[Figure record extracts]

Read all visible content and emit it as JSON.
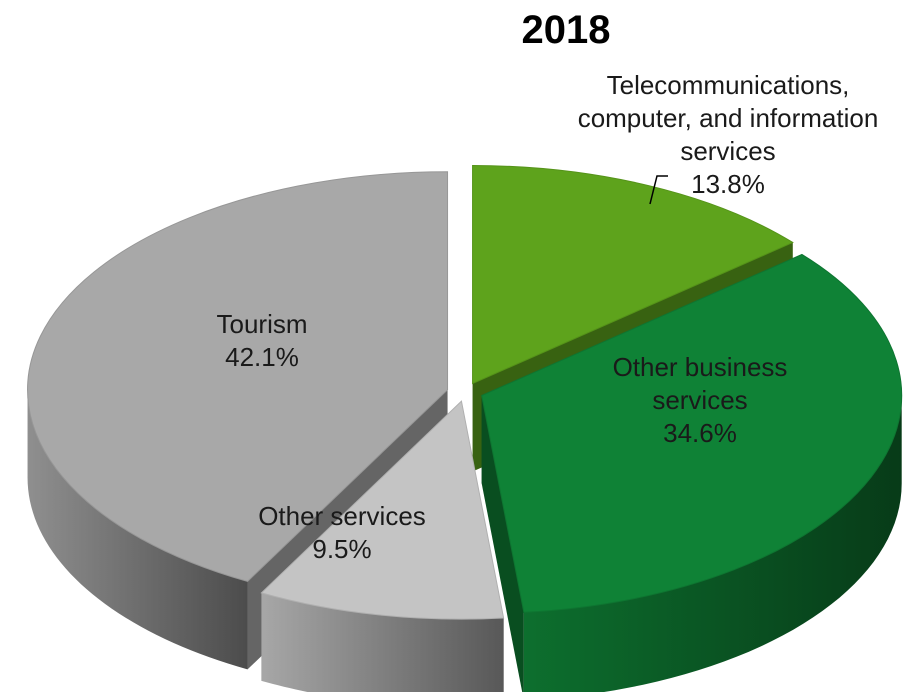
{
  "chart_data": {
    "type": "pie",
    "title": "2018",
    "style": "3d-exploded",
    "slices": [
      {
        "label_lines": [
          "Telecommunications,",
          "computer, and information",
          "services"
        ],
        "value_label": "13.8%",
        "value": 13.8,
        "color": "#5ea31c"
      },
      {
        "label_lines": [
          "Other business",
          "services"
        ],
        "value_label": "34.6%",
        "value": 34.6,
        "color": "#0f8236"
      },
      {
        "label_lines": [
          "Other services"
        ],
        "value_label": "9.5%",
        "value": 9.5,
        "color": "#c4c4c4"
      },
      {
        "label_lines": [
          "Tourism"
        ],
        "value_label": "42.1%",
        "value": 42.1,
        "color": "#a8a8a8"
      }
    ]
  }
}
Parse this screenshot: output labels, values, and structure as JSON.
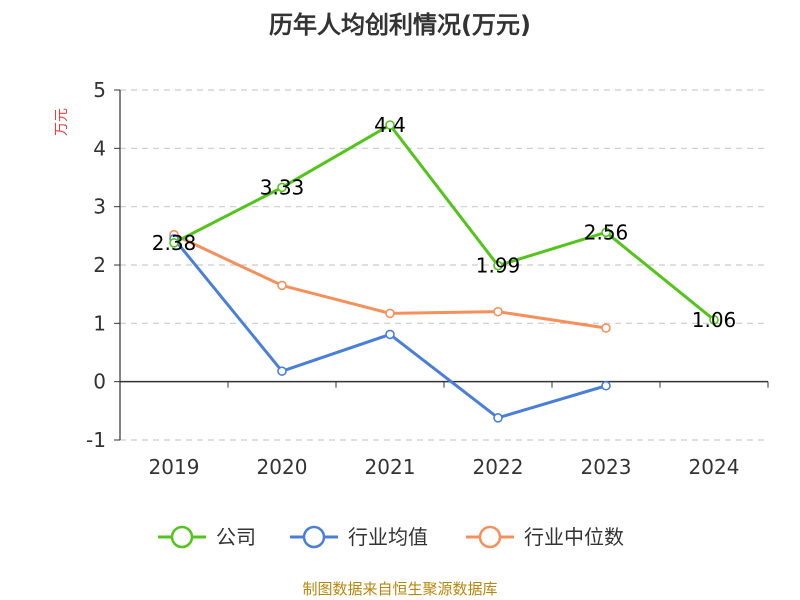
{
  "chart_data": {
    "type": "line",
    "title": "历年人均创利情况(万元)",
    "ylabel": "万元",
    "xlabel": "",
    "categories": [
      "2019",
      "2020",
      "2021",
      "2022",
      "2023",
      "2024"
    ],
    "ylim": [
      -1,
      5
    ],
    "yticks": [
      -1,
      0,
      1,
      2,
      3,
      4,
      5
    ],
    "grid": true,
    "legend_position": "bottom",
    "series": [
      {
        "name": "公司",
        "values": [
          2.38,
          3.33,
          4.4,
          1.99,
          2.56,
          1.06
        ],
        "color": "#52c41a",
        "data_labels": [
          "2.38",
          "3.33",
          "4.4",
          "1.99",
          "2.56",
          "1.06"
        ]
      },
      {
        "name": "行业均值",
        "values": [
          2.45,
          0.18,
          0.81,
          -0.62,
          -0.07,
          null
        ],
        "color": "#4a7fd9"
      },
      {
        "name": "行业中位数",
        "values": [
          2.52,
          1.65,
          1.17,
          1.2,
          0.92,
          null
        ],
        "color": "#f5905c"
      }
    ],
    "source": "制图数据来自恒生聚源数据库"
  }
}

EXERCISE DIRECTIONS:
Write the lines above out again exactly, without any of their pictures.

FINAL RESULT:
Read all visible content and emit it as JSON.
{
  "chart_data": {
    "type": "pie",
    "title": "2018",
    "style": "3d-exploded",
    "slices": [
      {
        "label_lines": [
          "Telecommunications,",
          "computer, and information",
          "services"
        ],
        "value_label": "13.8%",
        "value": 13.8,
        "color": "#5ea31c"
      },
      {
        "label_lines": [
          "Other business",
          "services"
        ],
        "value_label": "34.6%",
        "value": 34.6,
        "color": "#0f8236"
      },
      {
        "label_lines": [
          "Other services"
        ],
        "value_label": "9.5%",
        "value": 9.5,
        "color": "#c4c4c4"
      },
      {
        "label_lines": [
          "Tourism"
        ],
        "value_label": "42.1%",
        "value": 42.1,
        "color": "#a8a8a8"
      }
    ]
  }
}
Parse this screenshot: output labels, values, and structure as JSON.
{
  "chart_data": {
    "type": "line",
    "title": "历年人均创利情况(万元)",
    "ylabel": "万元",
    "xlabel": "",
    "categories": [
      "2019",
      "2020",
      "2021",
      "2022",
      "2023",
      "2024"
    ],
    "ylim": [
      -1,
      5
    ],
    "yticks": [
      -1,
      0,
      1,
      2,
      3,
      4,
      5
    ],
    "grid": true,
    "legend_position": "bottom",
    "series": [
      {
        "name": "公司",
        "values": [
          2.38,
          3.33,
          4.4,
          1.99,
          2.56,
          1.06
        ],
        "color": "#52c41a",
        "data_labels": [
          "2.38",
          "3.33",
          "4.4",
          "1.99",
          "2.56",
          "1.06"
        ]
      },
      {
        "name": "行业均值",
        "values": [
          2.45,
          0.18,
          0.81,
          -0.62,
          -0.07,
          null
        ],
        "color": "#4a7fd9"
      },
      {
        "name": "行业中位数",
        "values": [
          2.52,
          1.65,
          1.17,
          1.2,
          0.92,
          null
        ],
        "color": "#f5905c"
      }
    ],
    "source": "制图数据来自恒生聚源数据库"
  }
}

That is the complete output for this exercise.